* [To be done]
Say how many lines contain the string "JSON". Give no other output.

* [Input rows]

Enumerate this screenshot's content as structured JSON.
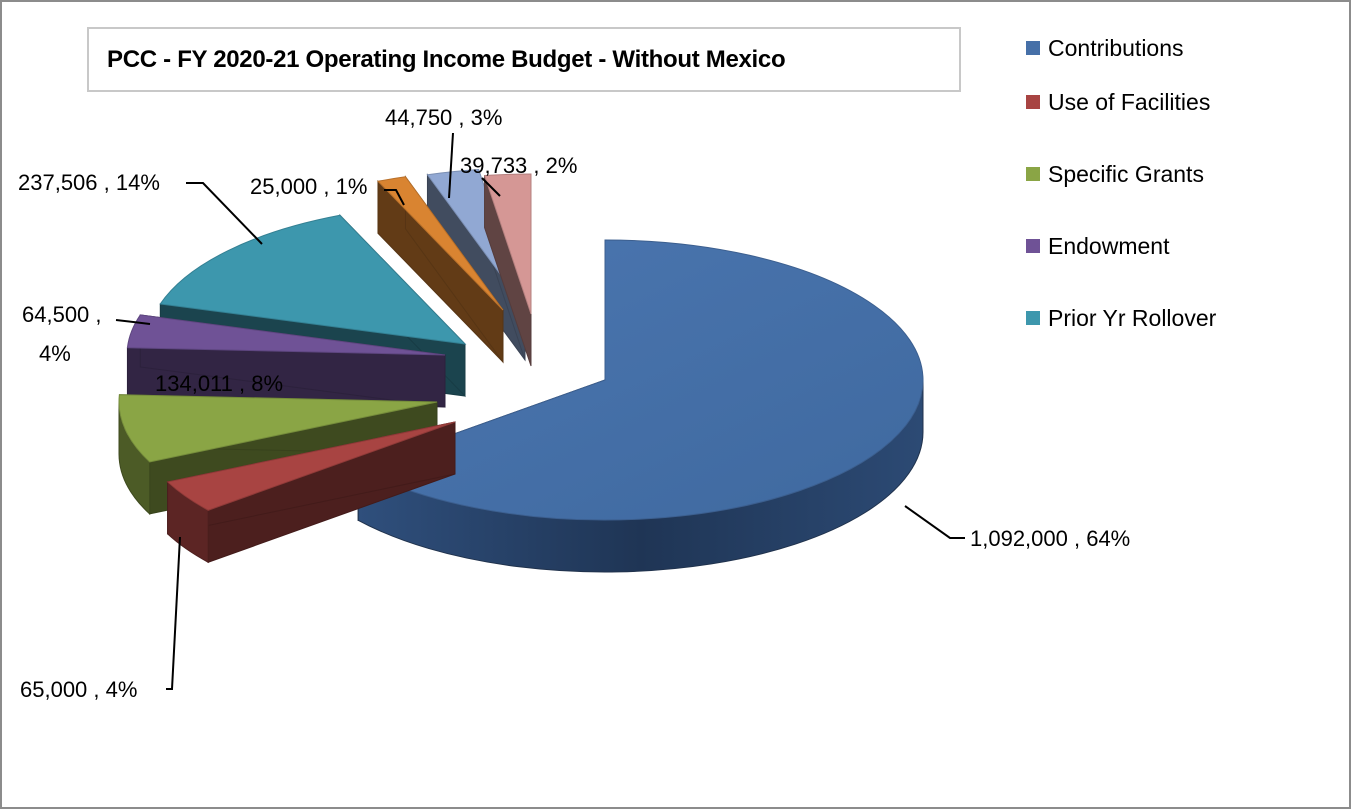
{
  "chart_data": {
    "type": "pie",
    "title": "PCC - FY 2020-21 Operating Income Budget - Without  Mexico",
    "slices": [
      {
        "name": "Contributions",
        "value": 1092000,
        "percent": 64,
        "label": "1,092,000 , 64%",
        "color": "#4670a8",
        "in_legend": true
      },
      {
        "name": "Use of Facilities",
        "value": 65000,
        "percent": 4,
        "label": "65,000 , 4%",
        "color": "#a84442",
        "in_legend": true
      },
      {
        "name": "Specific Grants",
        "value": 134011,
        "percent": 8,
        "label": "134,011 , 8%",
        "color": "#8aa545",
        "in_legend": true
      },
      {
        "name": "Endowment",
        "value": 64500,
        "percent": 4,
        "label_line1": "64,500 ,",
        "label_line2": "4%",
        "color": "#6f5296",
        "in_legend": true
      },
      {
        "name": "Prior Yr Rollover",
        "value": 237506,
        "percent": 14,
        "label": "237,506 , 14%",
        "color": "#3d97ad",
        "in_legend": true
      },
      {
        "name": "",
        "value": 25000,
        "percent": 1,
        "label": "25,000 , 1%",
        "color": "#d98431",
        "in_legend": false
      },
      {
        "name": "",
        "value": 44750,
        "percent": 3,
        "label": "44,750 , 3%",
        "color": "#91a8d3",
        "in_legend": false
      },
      {
        "name": "",
        "value": 39733,
        "percent": 2,
        "label": "39,733 , 2%",
        "color": "#d59795",
        "in_legend": false
      }
    ],
    "legend_position": "right",
    "style": "exploded 3d pie"
  },
  "legend": {
    "items": [
      {
        "label": "Contributions",
        "color": "#4670a8"
      },
      {
        "label": "Use of Facilities",
        "color": "#a84442"
      },
      {
        "label": "Specific Grants",
        "color": "#8aa545"
      },
      {
        "label": "Endowment",
        "color": "#6f5296"
      },
      {
        "label": "Prior Yr Rollover",
        "color": "#3d97ad"
      }
    ]
  }
}
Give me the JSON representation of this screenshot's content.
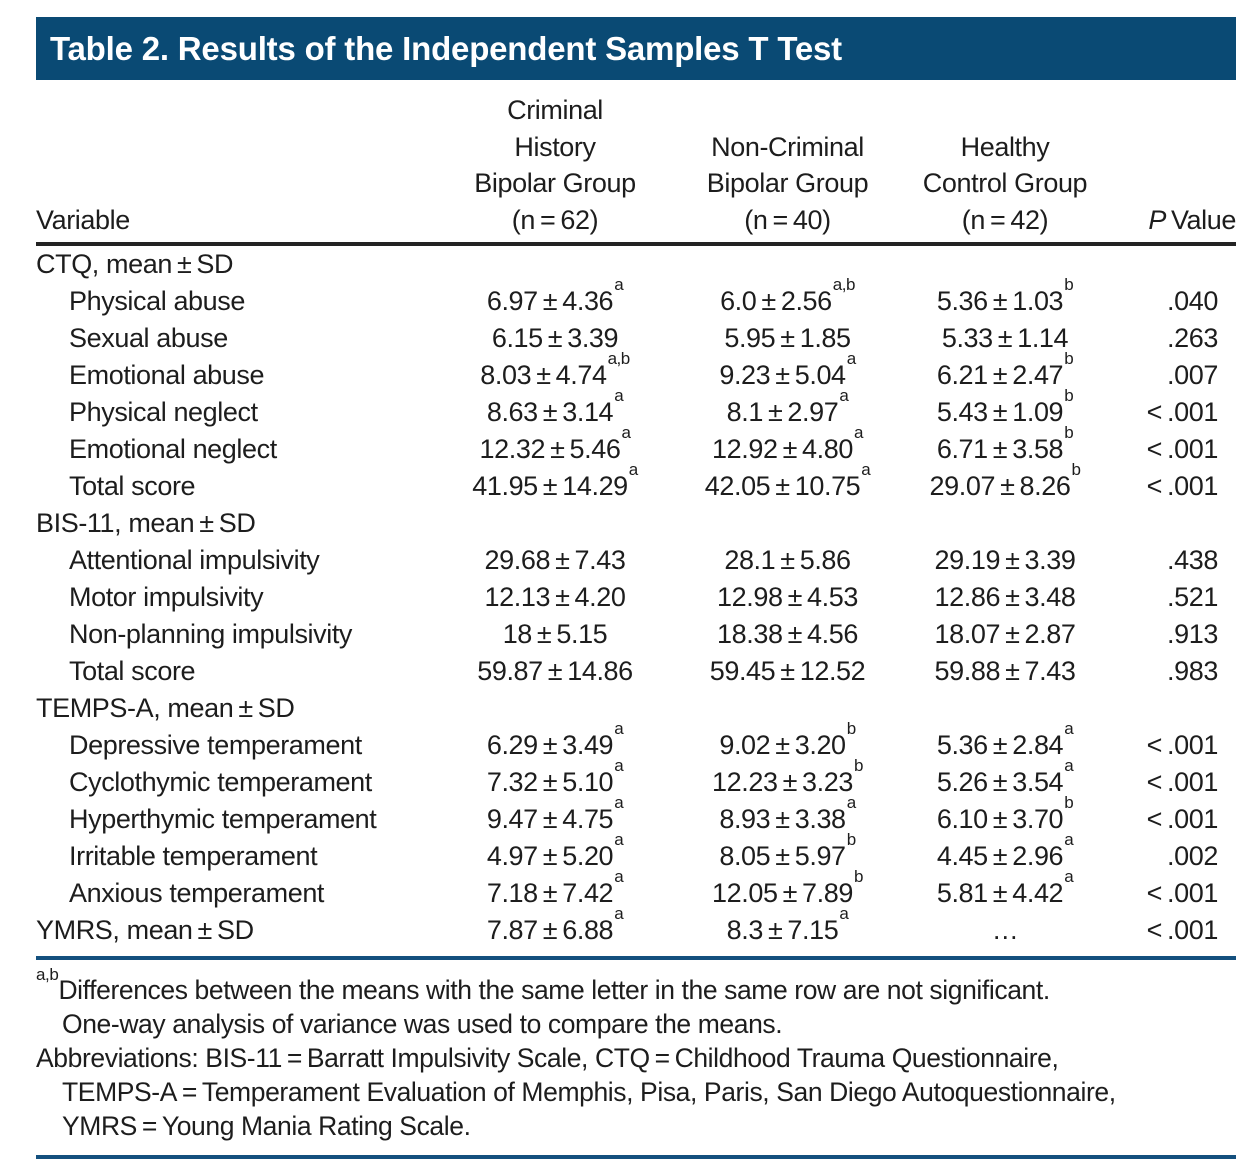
{
  "title": "Table 2. Results of the Independent Samples T Test",
  "colors": {
    "title_bar_bg": "#0a4a74",
    "title_text": "#ffffff",
    "header_rule": "#232323",
    "blue_rule": "#14507e",
    "body_text": "#1d1d1d"
  },
  "table": {
    "columns": {
      "variable": "Variable",
      "group1": "Criminal\nHistory\nBipolar Group\n(n = 62)",
      "group2": "Non-Criminal\nBipolar Group\n(n = 40)",
      "group3": "Healthy\nControl Group\n(n = 42)",
      "p_italic": "P",
      "p_rest": " Value"
    },
    "rows": [
      {
        "label": "CTQ, mean ± SD",
        "section": true,
        "g1": {
          "v": "",
          "s": ""
        },
        "g2": {
          "v": "",
          "s": ""
        },
        "g3": {
          "v": "",
          "s": ""
        },
        "p": ""
      },
      {
        "label": "Physical abuse",
        "section": false,
        "g1": {
          "v": "6.97 ± 4.36",
          "s": "a"
        },
        "g2": {
          "v": "6.0 ± 2.56",
          "s": "a,b"
        },
        "g3": {
          "v": "5.36 ± 1.03",
          "s": "b"
        },
        "p": ".040"
      },
      {
        "label": "Sexual abuse",
        "section": false,
        "g1": {
          "v": "6.15 ± 3.39",
          "s": ""
        },
        "g2": {
          "v": "5.95 ± 1.85",
          "s": ""
        },
        "g3": {
          "v": "5.33 ± 1.14",
          "s": ""
        },
        "p": ".263"
      },
      {
        "label": "Emotional abuse",
        "section": false,
        "g1": {
          "v": "8.03 ± 4.74",
          "s": "a,b"
        },
        "g2": {
          "v": "9.23 ± 5.04",
          "s": "a"
        },
        "g3": {
          "v": "6.21 ± 2.47",
          "s": "b"
        },
        "p": ".007"
      },
      {
        "label": "Physical neglect",
        "section": false,
        "g1": {
          "v": "8.63 ± 3.14",
          "s": "a"
        },
        "g2": {
          "v": "8.1 ± 2.97",
          "s": "a"
        },
        "g3": {
          "v": "5.43 ± 1.09",
          "s": "b"
        },
        "p": "< .001"
      },
      {
        "label": "Emotional neglect",
        "section": false,
        "g1": {
          "v": "12.32 ± 5.46",
          "s": "a"
        },
        "g2": {
          "v": "12.92 ± 4.80",
          "s": "a"
        },
        "g3": {
          "v": "6.71 ± 3.58",
          "s": "b"
        },
        "p": "< .001"
      },
      {
        "label": "Total score",
        "section": false,
        "g1": {
          "v": "41.95 ± 14.29",
          "s": "a"
        },
        "g2": {
          "v": "42.05 ± 10.75",
          "s": "a"
        },
        "g3": {
          "v": "29.07 ± 8.26",
          "s": "b"
        },
        "p": "< .001"
      },
      {
        "label": "BIS-11, mean ± SD",
        "section": true,
        "g1": {
          "v": "",
          "s": ""
        },
        "g2": {
          "v": "",
          "s": ""
        },
        "g3": {
          "v": "",
          "s": ""
        },
        "p": ""
      },
      {
        "label": "Attentional impulsivity",
        "section": false,
        "g1": {
          "v": "29.68 ± 7.43",
          "s": ""
        },
        "g2": {
          "v": "28.1 ± 5.86",
          "s": ""
        },
        "g3": {
          "v": "29.19 ± 3.39",
          "s": ""
        },
        "p": ".438"
      },
      {
        "label": "Motor impulsivity",
        "section": false,
        "g1": {
          "v": "12.13 ± 4.20",
          "s": ""
        },
        "g2": {
          "v": "12.98 ± 4.53",
          "s": ""
        },
        "g3": {
          "v": "12.86 ± 3.48",
          "s": ""
        },
        "p": ".521"
      },
      {
        "label": "Non-planning impulsivity",
        "section": false,
        "g1": {
          "v": "18 ± 5.15",
          "s": ""
        },
        "g2": {
          "v": "18.38 ± 4.56",
          "s": ""
        },
        "g3": {
          "v": "18.07 ± 2.87",
          "s": ""
        },
        "p": ".913"
      },
      {
        "label": "Total score",
        "section": false,
        "g1": {
          "v": "59.87 ± 14.86",
          "s": ""
        },
        "g2": {
          "v": "59.45 ± 12.52",
          "s": ""
        },
        "g3": {
          "v": "59.88 ± 7.43",
          "s": ""
        },
        "p": ".983"
      },
      {
        "label": "TEMPS-A, mean ± SD",
        "section": true,
        "g1": {
          "v": "",
          "s": ""
        },
        "g2": {
          "v": "",
          "s": ""
        },
        "g3": {
          "v": "",
          "s": ""
        },
        "p": ""
      },
      {
        "label": "Depressive temperament",
        "section": false,
        "g1": {
          "v": "6.29 ± 3.49",
          "s": "a"
        },
        "g2": {
          "v": "9.02 ± 3.20",
          "s": "b"
        },
        "g3": {
          "v": "5.36 ± 2.84",
          "s": "a"
        },
        "p": "< .001"
      },
      {
        "label": "Cyclothymic temperament",
        "section": false,
        "g1": {
          "v": "7.32 ± 5.10",
          "s": "a"
        },
        "g2": {
          "v": "12.23 ± 3.23",
          "s": "b"
        },
        "g3": {
          "v": "5.26 ± 3.54",
          "s": "a"
        },
        "p": "< .001"
      },
      {
        "label": "Hyperthymic temperament",
        "section": false,
        "g1": {
          "v": "9.47 ± 4.75",
          "s": "a"
        },
        "g2": {
          "v": "8.93 ± 3.38",
          "s": "a"
        },
        "g3": {
          "v": "6.10 ± 3.70",
          "s": "b"
        },
        "p": "< .001"
      },
      {
        "label": "Irritable temperament",
        "section": false,
        "g1": {
          "v": "4.97 ± 5.20",
          "s": "a"
        },
        "g2": {
          "v": "8.05 ± 5.97",
          "s": "b"
        },
        "g3": {
          "v": "4.45 ± 2.96",
          "s": "a"
        },
        "p": ".002"
      },
      {
        "label": "Anxious temperament",
        "section": false,
        "g1": {
          "v": "7.18 ± 7.42",
          "s": "a"
        },
        "g2": {
          "v": "12.05 ± 7.89",
          "s": "b"
        },
        "g3": {
          "v": "5.81 ± 4.42",
          "s": "a"
        },
        "p": "< .001"
      },
      {
        "label": "YMRS, mean ± SD",
        "section": true,
        "g1": {
          "v": "7.87 ± 6.88",
          "s": "a"
        },
        "g2": {
          "v": "8.3 ± 7.15",
          "s": "a"
        },
        "g3": {
          "v": "…",
          "s": ""
        },
        "p": "< .001"
      }
    ]
  },
  "footnotes": {
    "sig_sup": "a,b",
    "lines": [
      "Differences between the means with the same letter in the same row are not significant.",
      "One-way analysis of variance was used to compare the means.",
      "Abbreviations: BIS-11 = Barratt Impulsivity Scale, CTQ = Childhood Trauma Questionnaire,",
      "TEMPS-A = Temperament Evaluation of Memphis, Pisa, Paris, San Diego Autoquestionnaire,",
      "YMRS = Young Mania Rating Scale."
    ]
  }
}
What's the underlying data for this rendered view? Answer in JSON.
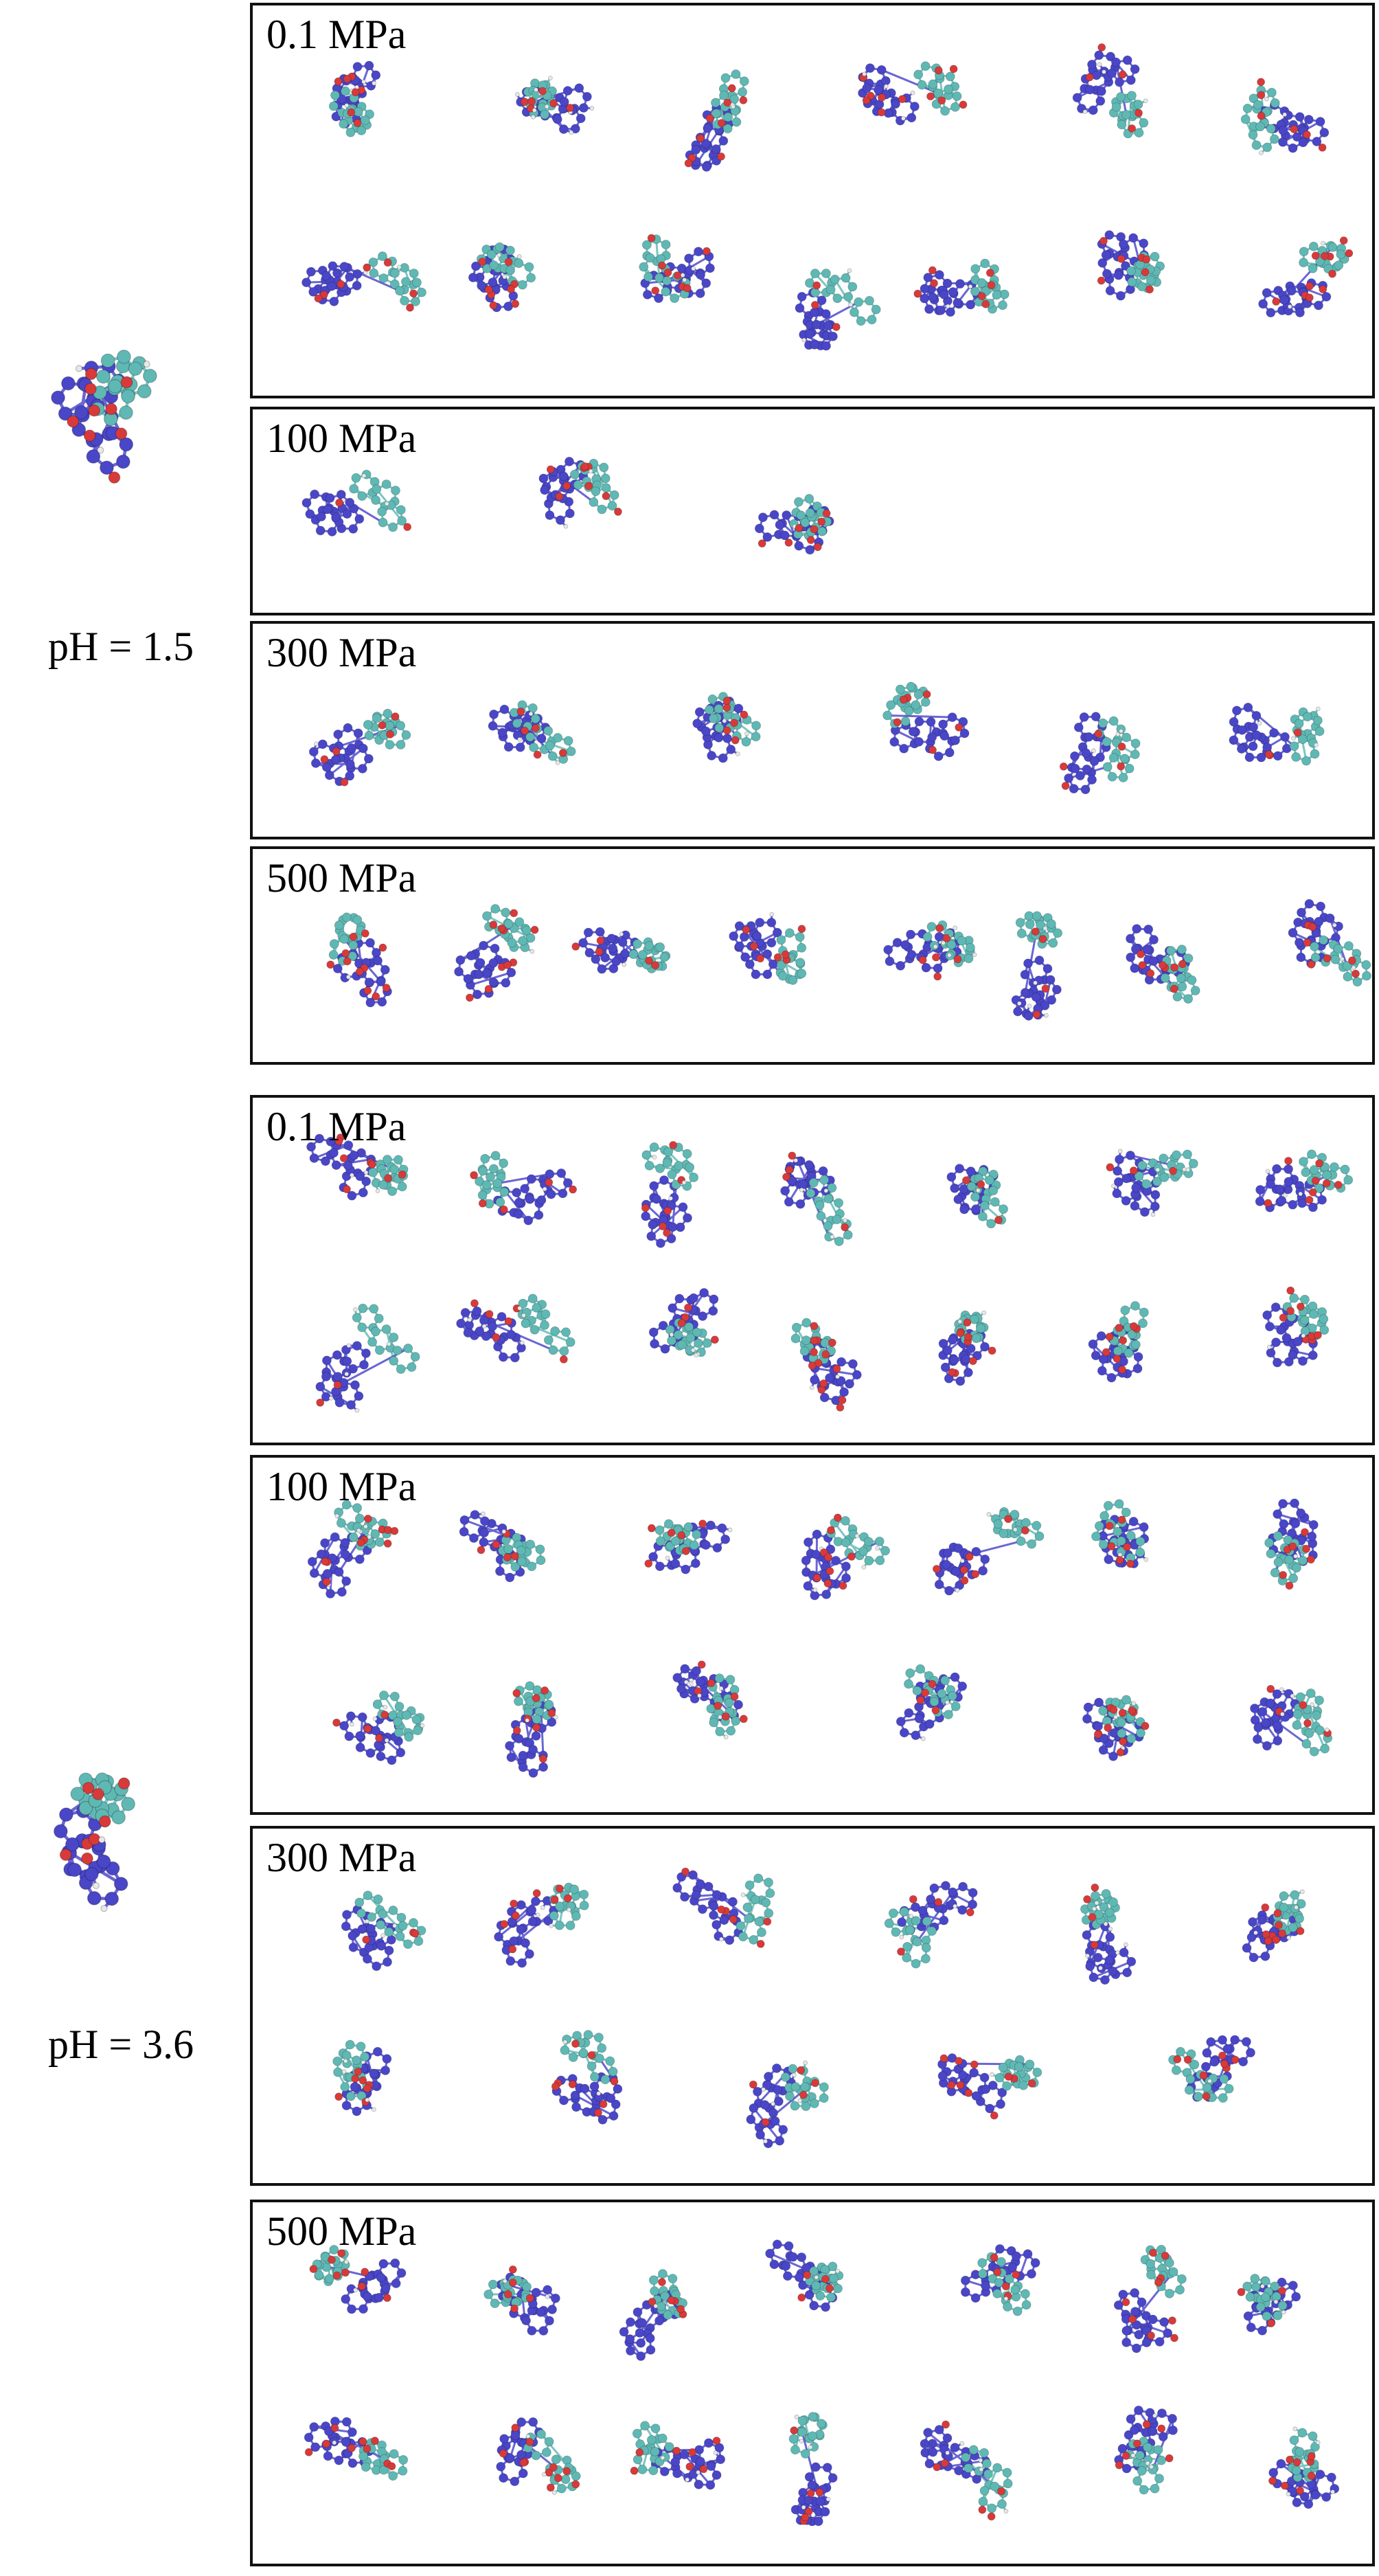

* [Task answer]
3